### STATED TASK
Transcribe each record exactly. Include every one.
====== EXTRACTED RECORDS ======
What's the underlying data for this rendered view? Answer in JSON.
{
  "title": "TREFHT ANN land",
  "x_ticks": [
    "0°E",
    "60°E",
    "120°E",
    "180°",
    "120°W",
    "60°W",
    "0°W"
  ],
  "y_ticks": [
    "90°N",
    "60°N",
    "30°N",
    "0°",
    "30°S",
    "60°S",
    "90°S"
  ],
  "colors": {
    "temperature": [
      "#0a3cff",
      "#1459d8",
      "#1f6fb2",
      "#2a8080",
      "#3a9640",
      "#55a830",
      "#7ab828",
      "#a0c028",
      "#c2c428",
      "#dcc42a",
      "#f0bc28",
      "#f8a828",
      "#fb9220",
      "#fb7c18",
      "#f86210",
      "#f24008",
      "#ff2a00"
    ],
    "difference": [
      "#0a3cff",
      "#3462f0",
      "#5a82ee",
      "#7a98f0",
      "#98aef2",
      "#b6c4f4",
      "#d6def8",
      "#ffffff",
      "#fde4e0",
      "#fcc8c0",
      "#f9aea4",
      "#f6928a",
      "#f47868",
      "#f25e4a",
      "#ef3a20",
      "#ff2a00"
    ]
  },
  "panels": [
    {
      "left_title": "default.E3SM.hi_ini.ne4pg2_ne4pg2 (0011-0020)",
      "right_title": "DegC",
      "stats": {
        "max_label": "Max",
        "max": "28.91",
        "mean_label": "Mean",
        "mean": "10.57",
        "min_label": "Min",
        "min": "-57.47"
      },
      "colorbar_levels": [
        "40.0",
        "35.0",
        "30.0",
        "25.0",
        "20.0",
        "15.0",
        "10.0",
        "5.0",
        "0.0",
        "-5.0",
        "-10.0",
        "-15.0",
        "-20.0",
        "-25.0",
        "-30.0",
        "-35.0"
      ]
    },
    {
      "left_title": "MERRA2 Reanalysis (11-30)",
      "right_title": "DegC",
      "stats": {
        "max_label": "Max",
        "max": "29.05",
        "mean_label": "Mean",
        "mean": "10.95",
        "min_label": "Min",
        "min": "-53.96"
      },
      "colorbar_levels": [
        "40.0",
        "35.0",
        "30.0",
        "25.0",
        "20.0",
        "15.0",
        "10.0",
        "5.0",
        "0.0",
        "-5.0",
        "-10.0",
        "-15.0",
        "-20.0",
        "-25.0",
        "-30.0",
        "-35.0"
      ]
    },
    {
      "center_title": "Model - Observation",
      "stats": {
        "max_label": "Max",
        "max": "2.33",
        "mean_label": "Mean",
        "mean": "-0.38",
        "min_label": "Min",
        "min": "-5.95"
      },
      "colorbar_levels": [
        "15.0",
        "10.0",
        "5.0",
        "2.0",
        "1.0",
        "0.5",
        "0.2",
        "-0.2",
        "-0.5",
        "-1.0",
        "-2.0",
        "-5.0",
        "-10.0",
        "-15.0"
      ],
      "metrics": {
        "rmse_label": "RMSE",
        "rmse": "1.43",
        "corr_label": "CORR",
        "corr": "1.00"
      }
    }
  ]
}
======
### EXERCISE OUTPUT
What's the underlying data for this rendered view? Answer in JSON.
{
  "title": "TREFHT ANN land",
  "x_ticks": [
    "0°E",
    "60°E",
    "120°E",
    "180°",
    "120°W",
    "60°W",
    "0°W"
  ],
  "y_ticks": [
    "90°N",
    "60°N",
    "30°N",
    "0°",
    "30°S",
    "60°S",
    "90°S"
  ],
  "colors": {
    "temperature": [
      "#0a3cff",
      "#1459d8",
      "#1f6fb2",
      "#2a8080",
      "#3a9640",
      "#55a830",
      "#7ab828",
      "#a0c028",
      "#c2c428",
      "#dcc42a",
      "#f0bc28",
      "#f8a828",
      "#fb9220",
      "#fb7c18",
      "#f86210",
      "#f24008",
      "#ff2a00"
    ],
    "difference": [
      "#0a3cff",
      "#3462f0",
      "#5a82ee",
      "#7a98f0",
      "#98aef2",
      "#b6c4f4",
      "#d6def8",
      "#ffffff",
      "#fde4e0",
      "#fcc8c0",
      "#f9aea4",
      "#f6928a",
      "#f47868",
      "#f25e4a",
      "#ef3a20",
      "#ff2a00"
    ]
  },
  "panels": [
    {
      "left_title": "default.E3SM.hi_ini.ne4pg2_ne4pg2 (0011-0020)",
      "right_title": "DegC",
      "stats": {
        "max_label": "Max",
        "max": "28.91",
        "mean_label": "Mean",
        "mean": "10.57",
        "min_label": "Min",
        "min": "-57.47"
      },
      "colorbar_levels": [
        "40.0",
        "35.0",
        "30.0",
        "25.0",
        "20.0",
        "15.0",
        "10.0",
        "5.0",
        "0.0",
        "-5.0",
        "-10.0",
        "-15.0",
        "-20.0",
        "-25.0",
        "-30.0",
        "-35.0"
      ]
    },
    {
      "left_title": "MERRA2 Reanalysis (11-30)",
      "right_title": "DegC",
      "stats": {
        "max_label": "Max",
        "max": "29.05",
        "mean_label": "Mean",
        "mean": "10.95",
        "min_label": "Min",
        "min": "-53.96"
      },
      "colorbar_levels": [
        "40.0",
        "35.0",
        "30.0",
        "25.0",
        "20.0",
        "15.0",
        "10.0",
        "5.0",
        "0.0",
        "-5.0",
        "-10.0",
        "-15.0",
        "-20.0",
        "-25.0",
        "-30.0",
        "-35.0"
      ]
    },
    {
      "center_title": "Model - Observation",
      "stats": {
        "max_label": "Max",
        "max": "2.33",
        "mean_label": "Mean",
        "mean": "-0.38",
        "min_label": "Min",
        "min": "-5.95"
      },
      "colorbar_levels": [
        "15.0",
        "10.0",
        "5.0",
        "2.0",
        "1.0",
        "0.5",
        "0.2",
        "-0.2",
        "-0.5",
        "-1.0",
        "-2.0",
        "-5.0",
        "-10.0",
        "-15.0"
      ],
      "metrics": {
        "rmse_label": "RMSE",
        "rmse": "1.43",
        "corr_label": "CORR",
        "corr": "1.00"
      }
    }
  ]
}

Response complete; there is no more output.